=== Exercise brief ===
Word for word, transcribe the lines below and drop the pictures.

★ ★ ★ ★ ★

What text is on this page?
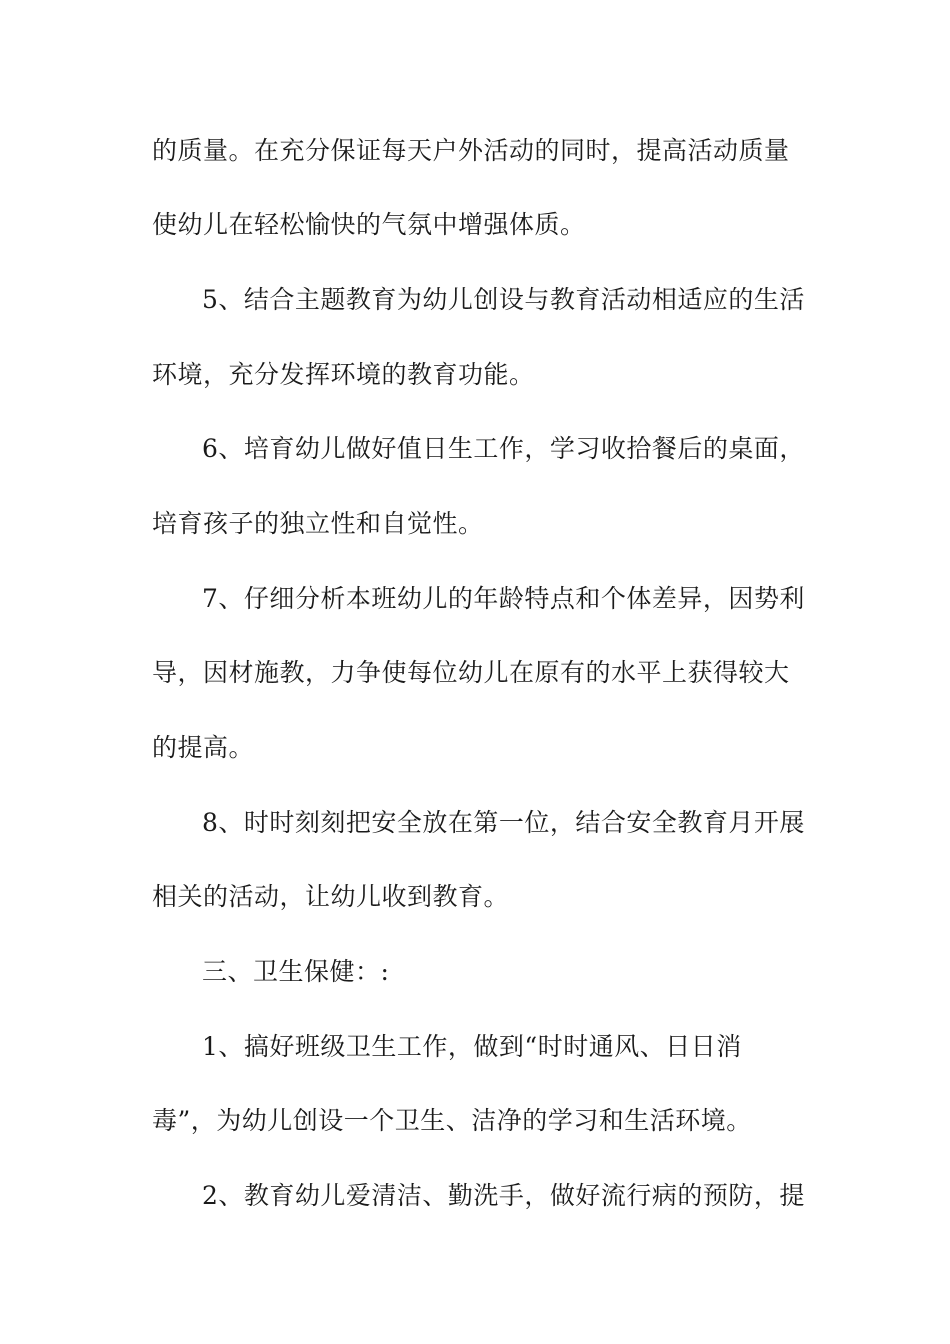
的质量。在充分保证每天户外活动的同时，提高活动质量
使幼儿在轻松愉快的气氛中增强体质。
5、结合主题教育为幼儿创设与教育活动相适应的生活
环境，充分发挥环境的教育功能。
6、培育幼儿做好值日生工作，学习收拾餐后的桌面，
培育孩子的独立性和自觉性。
7、仔细分析本班幼儿的年龄特点和个体差异，因势利
导，因材施教，力争使每位幼儿在原有的水平上获得较大
的提高。
8、时时刻刻把安全放在第一位，结合安全教育月开展
相关的活动，让幼儿收到教育。
三、卫生保健：:
1、搞好班级卫生工作，做到“时时通风、日日消
毒”，为幼儿创设一个卫生、洁净的学习和生活环境。
2、教育幼儿爱清洁、勤洗手，做好流行病的预防，提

★ ★ ★ ★ ★

=== Solution ===
What text is on this page?
的质量。在充分保证每天户外活动的同时，提高活动质量
使幼儿在轻松愉快的气氛中增强体质。
5、结合主题教育为幼儿创设与教育活动相适应的生活
环境，充分发挥环境的教育功能。
6、培育幼儿做好值日生工作，学习收拾餐后的桌面，
培育孩子的独立性和自觉性。
7、仔细分析本班幼儿的年龄特点和个体差异，因势利
导，因材施教，力争使每位幼儿在原有的水平上获得较大
的提高。
8、时时刻刻把安全放在第一位，结合安全教育月开展
相关的活动，让幼儿收到教育。
三、卫生保健：:
1、搞好班级卫生工作，做到“时时通风、日日消
毒”，为幼儿创设一个卫生、洁净的学习和生活环境。
2、教育幼儿爱清洁、勤洗手，做好流行病的预防，提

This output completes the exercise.